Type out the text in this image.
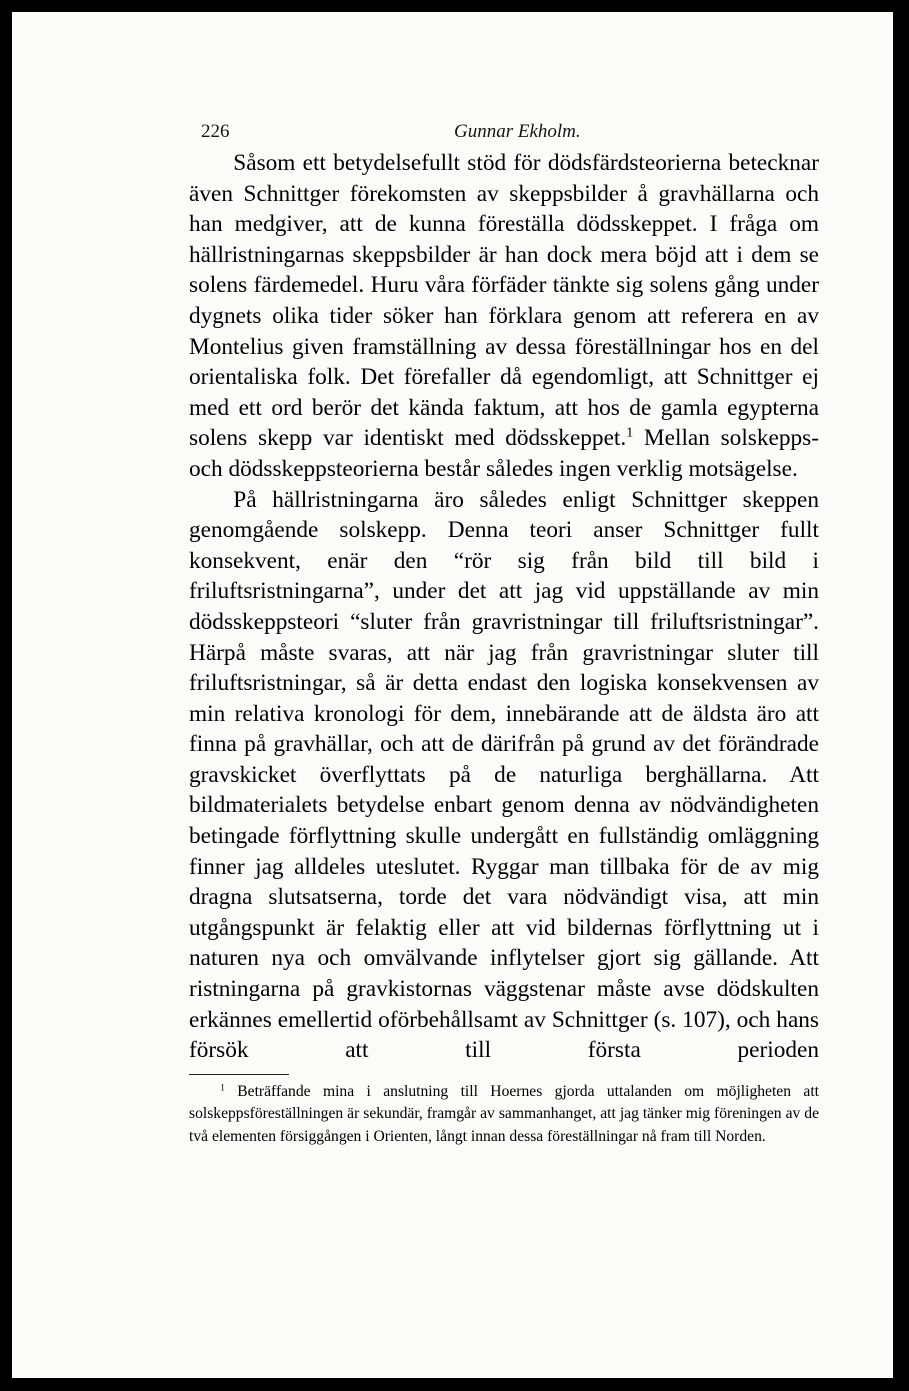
226	Gunnar Ekholm.

Såsom ett betydelsefullt stöd för dödsfärdsteorierna betecknar även Schnittger förekomsten av skeppsbilder å gravhällarna och han medgiver, att de kunna föreställa dödsskeppet. I fråga om hällristningarnas skeppsbilder är han dock mera böjd att i dem se solens färdemedel. Huru våra förfäder tänkte sig solens gång under dygnets olika tider söker han förklara genom att referera en av Montelius given framställning av dessa föreställningar hos en del orientaliska folk. Det förefaller då egendomligt, att Schnittger ej med ett ord berör det kända faktum, att hos de gamla egypterna solens skepp var identiskt med dödsskeppet.$^1$ Mellan solskepps- och dödsskeppsteorierna består således ingen verklig motsägelse.

På hällristningarna äro således enligt Schnittger skeppen genomgående solskepp. Denna teori anser Schnittger fullt konsekvent, enär den “rör sig från bild till bild i friluftsristningarna”, under det att jag vid uppställande av min dödsskeppsteori “sluter från gravristningar till friluftsristningar”. Härpå måste svaras, att när jag från gravristningar sluter till friluftsristningar, så är detta endast den logiska konsekvensen av min relativa kronologi för dem, innebärande att de äldsta äro att finna på gravhällar, och att de därifrån på grund av det förändrade gravskicket överflyttats på de naturliga berghällarna. Att bildmaterialets betydelse enbart genom denna av nödvändigheten betingade förflyttning skulle undergått en fullständig omläggning finner jag alldeles uteslutet. Ryggar man tillbaka för de av mig dragna slutsatserna, torde det vara nödvändigt visa, att min utgångspunkt är felaktig eller att vid bildernas förflyttning ut i naturen nya och omvälvande inflytelser gjort sig gällande. Att ristningarna på gravkistornas väggstenar måste avse dödskulten erkännes emellertid oförbehållsamt av Schnittger (s. 107), och hans försök att till första perioden

$^1$ Beträffande mina i anslutning till Hoernes gjorda uttalanden om möjligheten att solskeppsföreställningen är sekundär, framgår av sammanhanget, att jag tänker mig föreningen av de två elementen försiggången i Orienten, långt innan dessa föreställningar nå fram till Norden.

** WHAT THE TASK REQUIRES **
Repeat the entries verbatim; no pictures.

** ANSWER TO THE EXERCISE **
Type out the text in this image.
226	Gunnar Ekholm.

Såsom ett betydelsefullt stöd för dödsfärdsteorierna betecknar även Schnittger förekomsten av skeppsbilder å gravhällarna och han medgiver, att de kunna föreställa dödsskeppet. I fråga om hällristningarnas skeppsbilder är han dock mera böjd att i dem se solens färdemedel. Huru våra förfäder tänkte sig solens gång under dygnets olika tider söker han förklara genom att referera en av Montelius given framställning av dessa föreställningar hos en del orientaliska folk. Det förefaller då egendomligt, att Schnittger ej med ett ord berör det kända faktum, att hos de gamla egypterna solens skepp var identiskt med dödsskeppet.$^1$ Mellan solskepps- och dödsskeppsteorierna består således ingen verklig motsägelse.

På hällristningarna äro således enligt Schnittger skeppen genomgående solskepp. Denna teori anser Schnittger fullt konsekvent, enär den “rör sig från bild till bild i friluftsristningarna”, under det att jag vid uppställande av min dödsskeppsteori “sluter från gravristningar till friluftsristningar”. Härpå måste svaras, att när jag från gravristningar sluter till friluftsristningar, så är detta endast den logiska konsekvensen av min relativa kronologi för dem, innebärande att de äldsta äro att finna på gravhällar, och att de därifrån på grund av det förändrade gravskicket överflyttats på de naturliga berghällarna. Att bildmaterialets betydelse enbart genom denna av nödvändigheten betingade förflyttning skulle undergått en fullständig omläggning finner jag alldeles uteslutet. Ryggar man tillbaka för de av mig dragna slutsatserna, torde det vara nödvändigt visa, att min utgångspunkt är felaktig eller att vid bildernas förflyttning ut i naturen nya och omvälvande inflytelser gjort sig gällande. Att ristningarna på gravkistornas väggstenar måste avse dödskulten erkännes emellertid oförbehållsamt av Schnittger (s. 107), och hans försök att till första perioden

$^1$ Beträffande mina i anslutning till Hoernes gjorda uttalanden om möjligheten att solskeppsföreställningen är sekundär, framgår av sammanhanget, att jag tänker mig föreningen av de två elementen försiggången i Orienten, långt innan dessa föreställningar nå fram till Norden.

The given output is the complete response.